Wednesday, December 15, 2010

Cats Getting Comfortable in St. Martin






Hi everyone. Today is our 2nd full day here and it's getting kind of "cool". Not comfortable cool, but "cool". I know enough not to complain to my buddies in NY about the weather here as I sit in a waterfront internet cafe and all of the beautiful french men and women walk by, oh so chic...and it is about 80 degrees and we're all in "T" shirts and shorts and sandals.
Yesterday we spent the afternoon in the air conditioned marina office typing yesterday's blog and ventured out about 5:15. The air was so balmy and comfortable and the light so beautiful. The waterfront around where the boat is moored (fore and aft mooring balls, pictured above) is like a little French village filled with bistros and stores, both local and places such as Cartier and Mont Blanc and any other high end store that can be found on Fifth Avenue. Roger says this scene reminds him of the inner harbor of Nice except these are pleasure boats instead of fishing boats.
While I type this, Roger is off running some errands and when he returns we will have some lunch and then head over to the Dutch side in our dink. The dink is our car and will be for the forseeable future. I'm seeing how important it is to have a dink with a hard bottom (our dink's bottom is soft and won't handle the rough water, when it happens, as well as one would with a rigid bottom) and a more powerful engine. Maybe I'll make a placement and buy us a present. We shall see...
I've posted some pictures of Alpha Girl & Whitty and can hopefully fill in some details surrounding the pictures...so, here goes.
One of the uppermost pictures is of my Whitty's tush. He is digging between the pillows for one of his favorite toys which is a sparkly red ball that he chases and which sheds little sparkly red threads all over. I wouldn't change having them aboard but there is definitely a price to be paid in having their hair...their litter dust and their toys as constant companions. The picture of Whitty up near the bowsprit is about as close as he gets to the edge. He is a cautious cat for which I am grateful because I don't think my heart could stand having another wild and crazy cat in addition to Alpha Girl who fears nothing! Why stay on the edge if you can tiptoe out right onto the bowsprit and straddle it?

* **Instructions to follow**
According to the St. Martin blog post, why does the writer now see the value of a dinghy with a hard bottom? Answer in one to three sentences. These entries come from a separate source.

[Image region annotations]
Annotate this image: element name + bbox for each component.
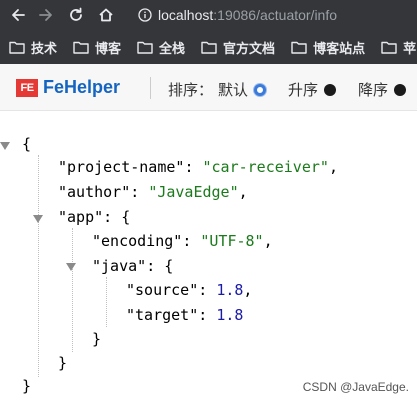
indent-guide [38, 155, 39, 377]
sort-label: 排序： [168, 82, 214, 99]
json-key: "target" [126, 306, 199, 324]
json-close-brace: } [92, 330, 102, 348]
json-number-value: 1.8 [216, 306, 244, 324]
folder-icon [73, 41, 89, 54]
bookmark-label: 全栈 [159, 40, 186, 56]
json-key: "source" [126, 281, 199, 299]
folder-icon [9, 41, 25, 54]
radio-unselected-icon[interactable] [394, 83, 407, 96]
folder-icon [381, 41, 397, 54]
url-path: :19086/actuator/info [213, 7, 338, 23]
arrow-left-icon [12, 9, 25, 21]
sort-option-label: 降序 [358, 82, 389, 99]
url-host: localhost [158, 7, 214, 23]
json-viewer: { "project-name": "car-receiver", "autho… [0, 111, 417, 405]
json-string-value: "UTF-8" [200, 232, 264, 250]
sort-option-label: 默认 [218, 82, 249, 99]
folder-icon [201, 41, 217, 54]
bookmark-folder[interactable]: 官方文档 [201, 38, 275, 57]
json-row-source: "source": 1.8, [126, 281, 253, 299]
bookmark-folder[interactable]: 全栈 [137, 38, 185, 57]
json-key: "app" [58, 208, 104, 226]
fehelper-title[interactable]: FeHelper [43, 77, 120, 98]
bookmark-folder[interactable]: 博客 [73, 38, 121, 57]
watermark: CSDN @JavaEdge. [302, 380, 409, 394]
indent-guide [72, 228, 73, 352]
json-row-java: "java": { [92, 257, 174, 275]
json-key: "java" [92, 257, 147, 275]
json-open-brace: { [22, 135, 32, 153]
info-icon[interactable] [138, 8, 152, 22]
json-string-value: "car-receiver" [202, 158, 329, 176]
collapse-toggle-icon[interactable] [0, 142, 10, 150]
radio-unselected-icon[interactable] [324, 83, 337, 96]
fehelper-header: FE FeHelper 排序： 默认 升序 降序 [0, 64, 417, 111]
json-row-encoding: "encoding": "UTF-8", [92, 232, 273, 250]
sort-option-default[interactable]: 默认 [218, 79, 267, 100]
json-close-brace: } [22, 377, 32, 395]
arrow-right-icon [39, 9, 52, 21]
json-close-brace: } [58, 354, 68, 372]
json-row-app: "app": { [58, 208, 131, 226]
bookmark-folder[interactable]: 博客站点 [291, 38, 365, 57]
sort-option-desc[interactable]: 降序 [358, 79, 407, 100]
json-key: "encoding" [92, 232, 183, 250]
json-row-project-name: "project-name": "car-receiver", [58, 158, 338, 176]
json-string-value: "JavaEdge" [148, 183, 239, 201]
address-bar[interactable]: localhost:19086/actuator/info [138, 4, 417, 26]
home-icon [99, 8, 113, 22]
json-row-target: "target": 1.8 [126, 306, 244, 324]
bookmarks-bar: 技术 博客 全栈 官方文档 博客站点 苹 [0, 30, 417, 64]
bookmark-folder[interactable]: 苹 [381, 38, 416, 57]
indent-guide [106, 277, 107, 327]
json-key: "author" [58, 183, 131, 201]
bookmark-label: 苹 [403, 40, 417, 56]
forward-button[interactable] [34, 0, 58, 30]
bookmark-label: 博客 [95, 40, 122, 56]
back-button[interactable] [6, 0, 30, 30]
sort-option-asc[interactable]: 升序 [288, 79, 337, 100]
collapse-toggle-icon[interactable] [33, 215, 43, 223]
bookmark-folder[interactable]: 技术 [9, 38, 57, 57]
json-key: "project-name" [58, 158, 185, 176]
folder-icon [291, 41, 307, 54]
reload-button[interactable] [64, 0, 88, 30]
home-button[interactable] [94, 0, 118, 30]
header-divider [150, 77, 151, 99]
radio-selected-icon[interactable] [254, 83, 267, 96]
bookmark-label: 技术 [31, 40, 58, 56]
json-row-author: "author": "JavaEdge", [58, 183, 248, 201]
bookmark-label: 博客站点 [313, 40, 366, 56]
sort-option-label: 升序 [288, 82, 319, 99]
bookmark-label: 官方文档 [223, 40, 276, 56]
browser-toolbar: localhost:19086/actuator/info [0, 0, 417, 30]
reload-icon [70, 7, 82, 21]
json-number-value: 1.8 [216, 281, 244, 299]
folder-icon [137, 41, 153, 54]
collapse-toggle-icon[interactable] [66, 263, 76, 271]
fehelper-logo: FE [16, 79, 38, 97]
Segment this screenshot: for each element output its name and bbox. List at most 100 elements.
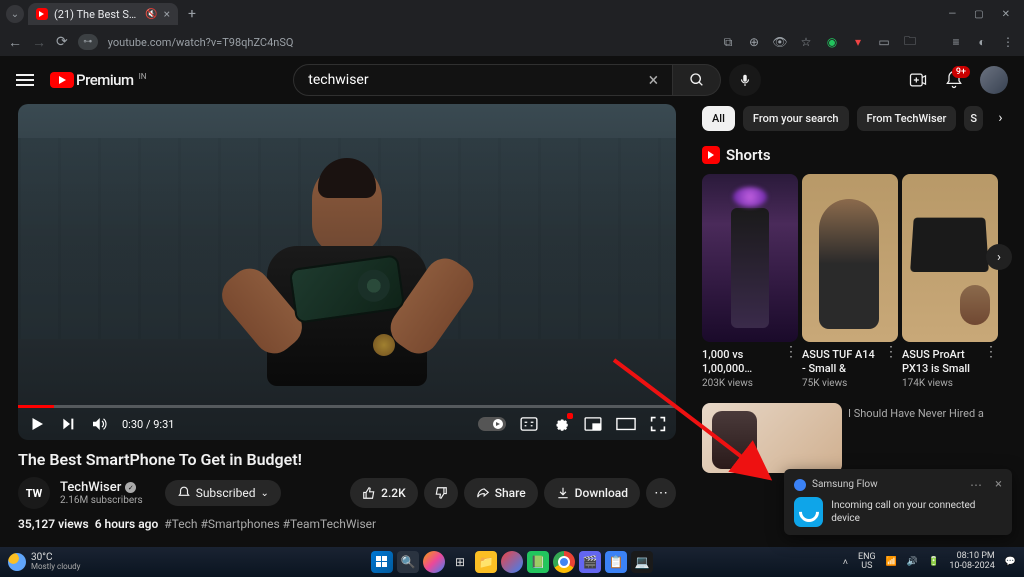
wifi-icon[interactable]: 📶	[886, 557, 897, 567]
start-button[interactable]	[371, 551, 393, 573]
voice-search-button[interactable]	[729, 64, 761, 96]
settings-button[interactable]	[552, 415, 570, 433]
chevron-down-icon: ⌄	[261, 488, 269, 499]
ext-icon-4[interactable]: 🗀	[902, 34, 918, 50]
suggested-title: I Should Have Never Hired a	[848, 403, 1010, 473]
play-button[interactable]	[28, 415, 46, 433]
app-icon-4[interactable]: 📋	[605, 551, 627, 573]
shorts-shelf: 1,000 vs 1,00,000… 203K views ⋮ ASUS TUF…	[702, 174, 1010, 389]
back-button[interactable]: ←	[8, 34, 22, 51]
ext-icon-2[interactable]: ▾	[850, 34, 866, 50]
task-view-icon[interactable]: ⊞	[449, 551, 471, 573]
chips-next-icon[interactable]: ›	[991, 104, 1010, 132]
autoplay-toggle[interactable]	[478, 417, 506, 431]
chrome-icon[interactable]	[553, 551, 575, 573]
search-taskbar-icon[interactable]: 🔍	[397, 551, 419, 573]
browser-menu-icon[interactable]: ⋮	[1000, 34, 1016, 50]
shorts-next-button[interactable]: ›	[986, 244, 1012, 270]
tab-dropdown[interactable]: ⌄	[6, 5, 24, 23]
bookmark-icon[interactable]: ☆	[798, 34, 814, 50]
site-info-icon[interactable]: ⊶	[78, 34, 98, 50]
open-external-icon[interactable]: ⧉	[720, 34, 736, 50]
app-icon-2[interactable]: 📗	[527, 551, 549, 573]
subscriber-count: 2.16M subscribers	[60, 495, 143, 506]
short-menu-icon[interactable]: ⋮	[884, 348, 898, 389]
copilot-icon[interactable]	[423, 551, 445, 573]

* **Response for this exercise**
The writer's dinghy has a soft bottom, which won't handle rough water as well as one with a rigid bottom would. The dinghy also serves as their car for the foreseeable future.